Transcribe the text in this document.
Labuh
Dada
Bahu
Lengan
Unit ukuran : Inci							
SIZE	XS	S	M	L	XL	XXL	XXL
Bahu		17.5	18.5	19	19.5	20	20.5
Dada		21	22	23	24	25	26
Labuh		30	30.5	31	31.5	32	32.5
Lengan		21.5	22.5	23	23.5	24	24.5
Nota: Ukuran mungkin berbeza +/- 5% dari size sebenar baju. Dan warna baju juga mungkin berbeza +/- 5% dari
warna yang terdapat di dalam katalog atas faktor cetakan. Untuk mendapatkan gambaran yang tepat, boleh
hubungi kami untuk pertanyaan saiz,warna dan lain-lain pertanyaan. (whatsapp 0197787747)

************

## Your task
Copy and report every line where the word "warna" is present.

## Answer for this exercise
Nota: Ukuran mungkin berbeza +/- 5% dari size sebenar baju. Dan warna baju juga mungkin berbeza +/- 5% dari
warna yang terdapat di dalam katalog atas faktor cetakan. Untuk mendapatkan gambaran yang tepat, boleh
hubungi kami untuk pertanyaan saiz,warna dan lain-lain pertanyaan. (whatsapp 0197787747)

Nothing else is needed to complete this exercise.